- [Set problem 1] In the training details text, list every term written entirely in capital letters, in order of first appearance, each listed once.

- [Page text]
◇ ◇ ◇ ◇ ◇ ◇ ◇

The following discusses details of models built and trained using some aspects of the technology described herein. Also discussed are quantitative and qualitative results comparing models using the technology described herein with other models. Finally, an ablation study demonstrates contribution of different parts of the architecture.
A ViT model was trained on ImageNet-21 k images, and fine-tuned on advertisement images by adversarial training. Attention maps were resized to 224×224. For aligning the ViT model's attention patterns with customer attention, the last three transformer blocks of the ViT model were trained freezing the initial ones. UMSI saliency maps were treated as real distribution, and ViT-generated attention maps were treated as fake distribution. The discriminator classified attention maps as real or fake. The goal of the ViT model was to maximally fool the discriminator. The Adam optimizer was used to minimize the adversarial loss. The batch size was set to 16 and learning rate was initialized to 0.01.
The fine-tuned ViT model was used to extract the visual and RoI features from images. The OCR text was embedded using a BERT-based encoder. A model using a framework as described herein was trained to generate action-reason statements for 300 epochs with a batch size of 128 and a learning rate of 0.001 using the Adam optimizer. While generating action-reason statements during inference, the decoder was limited to generating a maximum of 15 tokens. To extend the model to predict the topic and sentiment of a content item, the model was trained on generating the action-reason task followed by adding the topic and sentiment classification loss to the generation loss.
The ADVISE model by Ye and Kovashka (described in Keren Ye and Adriana Kovashka. 2018. Advise: Symbolism and external knowledge for decoding advertisements. In Proceedings of the European Conference on Computer Vision (ECCV). 837-855) and the framework described herein without customer attention aware features were used as baselines for the tasks. Both models were trained for a similar number of epochs with a batch size of 128 and a learning rate of 0.001 using Adam optimizer. Since the ADVISE model treats the action-reason task as a ranking task, an LSTM-based decoder was trained to generate the statements. This modified model served as the baseline for the action-reason task.

◇ ◇ ◇ ◇ ◇ ◇ ◇

- [Dataset entries]
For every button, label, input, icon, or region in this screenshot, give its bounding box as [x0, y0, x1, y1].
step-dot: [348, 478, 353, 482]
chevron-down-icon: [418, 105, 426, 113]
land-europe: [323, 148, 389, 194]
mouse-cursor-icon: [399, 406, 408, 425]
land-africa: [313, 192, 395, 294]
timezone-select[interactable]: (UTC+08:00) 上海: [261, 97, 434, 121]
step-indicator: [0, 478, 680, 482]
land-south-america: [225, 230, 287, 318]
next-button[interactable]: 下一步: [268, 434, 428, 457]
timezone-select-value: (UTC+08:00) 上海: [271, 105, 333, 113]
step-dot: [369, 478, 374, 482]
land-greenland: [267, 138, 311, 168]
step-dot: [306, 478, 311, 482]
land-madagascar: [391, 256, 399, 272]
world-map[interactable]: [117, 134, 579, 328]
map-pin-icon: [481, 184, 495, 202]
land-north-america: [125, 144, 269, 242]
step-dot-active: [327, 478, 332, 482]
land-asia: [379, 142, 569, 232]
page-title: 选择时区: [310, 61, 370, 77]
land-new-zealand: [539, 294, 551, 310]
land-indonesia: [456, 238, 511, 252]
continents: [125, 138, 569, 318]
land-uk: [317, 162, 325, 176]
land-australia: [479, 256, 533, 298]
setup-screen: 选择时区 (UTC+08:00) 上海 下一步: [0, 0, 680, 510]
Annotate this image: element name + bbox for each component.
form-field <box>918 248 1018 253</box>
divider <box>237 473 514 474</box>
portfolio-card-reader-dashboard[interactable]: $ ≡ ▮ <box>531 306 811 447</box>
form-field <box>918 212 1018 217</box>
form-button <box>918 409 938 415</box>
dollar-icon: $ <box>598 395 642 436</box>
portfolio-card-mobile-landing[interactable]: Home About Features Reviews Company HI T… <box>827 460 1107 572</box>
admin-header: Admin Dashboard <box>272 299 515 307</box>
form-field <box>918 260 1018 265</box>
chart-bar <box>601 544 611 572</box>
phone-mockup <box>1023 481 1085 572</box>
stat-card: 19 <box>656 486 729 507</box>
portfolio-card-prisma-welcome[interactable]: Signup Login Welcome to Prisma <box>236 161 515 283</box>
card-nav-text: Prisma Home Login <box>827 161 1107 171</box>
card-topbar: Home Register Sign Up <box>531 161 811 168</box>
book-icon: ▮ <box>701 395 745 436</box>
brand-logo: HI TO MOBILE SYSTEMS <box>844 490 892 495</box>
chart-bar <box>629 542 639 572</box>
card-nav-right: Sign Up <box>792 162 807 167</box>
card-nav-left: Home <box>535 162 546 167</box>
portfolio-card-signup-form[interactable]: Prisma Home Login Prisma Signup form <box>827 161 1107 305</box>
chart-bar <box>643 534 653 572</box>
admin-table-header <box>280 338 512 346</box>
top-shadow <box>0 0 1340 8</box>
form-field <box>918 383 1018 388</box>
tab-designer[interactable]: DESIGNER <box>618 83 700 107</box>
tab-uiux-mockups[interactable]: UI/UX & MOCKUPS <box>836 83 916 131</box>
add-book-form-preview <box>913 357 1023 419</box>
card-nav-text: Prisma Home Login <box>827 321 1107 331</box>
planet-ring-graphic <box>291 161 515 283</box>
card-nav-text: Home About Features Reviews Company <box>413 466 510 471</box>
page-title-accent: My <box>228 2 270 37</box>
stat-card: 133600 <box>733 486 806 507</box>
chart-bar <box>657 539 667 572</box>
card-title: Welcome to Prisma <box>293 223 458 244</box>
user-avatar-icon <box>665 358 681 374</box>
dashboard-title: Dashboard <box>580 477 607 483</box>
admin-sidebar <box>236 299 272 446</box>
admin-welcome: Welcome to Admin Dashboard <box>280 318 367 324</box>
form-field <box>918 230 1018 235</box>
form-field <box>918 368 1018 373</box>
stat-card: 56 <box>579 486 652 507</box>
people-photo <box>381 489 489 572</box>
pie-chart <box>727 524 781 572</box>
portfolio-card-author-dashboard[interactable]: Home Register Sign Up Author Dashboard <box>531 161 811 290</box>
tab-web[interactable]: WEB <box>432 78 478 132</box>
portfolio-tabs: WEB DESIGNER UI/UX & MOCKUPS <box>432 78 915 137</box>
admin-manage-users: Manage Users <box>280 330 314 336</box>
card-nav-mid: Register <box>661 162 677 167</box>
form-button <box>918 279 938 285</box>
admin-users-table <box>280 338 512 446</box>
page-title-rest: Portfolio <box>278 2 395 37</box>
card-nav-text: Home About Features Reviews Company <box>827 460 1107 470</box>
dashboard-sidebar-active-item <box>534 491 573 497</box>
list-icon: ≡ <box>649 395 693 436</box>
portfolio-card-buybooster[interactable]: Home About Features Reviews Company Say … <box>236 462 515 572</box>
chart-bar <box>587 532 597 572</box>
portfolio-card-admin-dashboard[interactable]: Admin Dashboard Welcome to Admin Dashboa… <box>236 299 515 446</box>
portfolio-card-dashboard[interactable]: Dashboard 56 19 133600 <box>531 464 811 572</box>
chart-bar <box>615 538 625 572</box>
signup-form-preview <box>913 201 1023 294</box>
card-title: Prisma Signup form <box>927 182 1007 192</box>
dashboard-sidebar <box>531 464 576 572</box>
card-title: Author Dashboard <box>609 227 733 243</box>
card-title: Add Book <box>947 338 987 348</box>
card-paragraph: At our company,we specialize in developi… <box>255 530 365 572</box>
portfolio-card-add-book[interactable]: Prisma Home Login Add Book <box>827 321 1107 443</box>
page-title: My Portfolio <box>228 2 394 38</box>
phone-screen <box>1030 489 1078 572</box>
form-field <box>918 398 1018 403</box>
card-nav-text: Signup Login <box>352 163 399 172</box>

◇ ◇ ◇ ◇ ◇ ◇ ◇

- [Set problem 2] Reproduce the entries from the first one down through the line containing "97, 434, 121]", including both of those lines.

- [Response 1] UMSI, OCR, BERT, ADVISE, ECCV, LSTM

- [Response 2]
For every button, label, input, icon, or region in this screenshot, give its bounding box as [x0, y0, x1, y1].
step-dot: [348, 478, 353, 482]
chevron-down-icon: [418, 105, 426, 113]
land-europe: [323, 148, 389, 194]
mouse-cursor-icon: [399, 406, 408, 425]
land-africa: [313, 192, 395, 294]
timezone-select[interactable]: (UTC+08:00) 上海: [261, 97, 434, 121]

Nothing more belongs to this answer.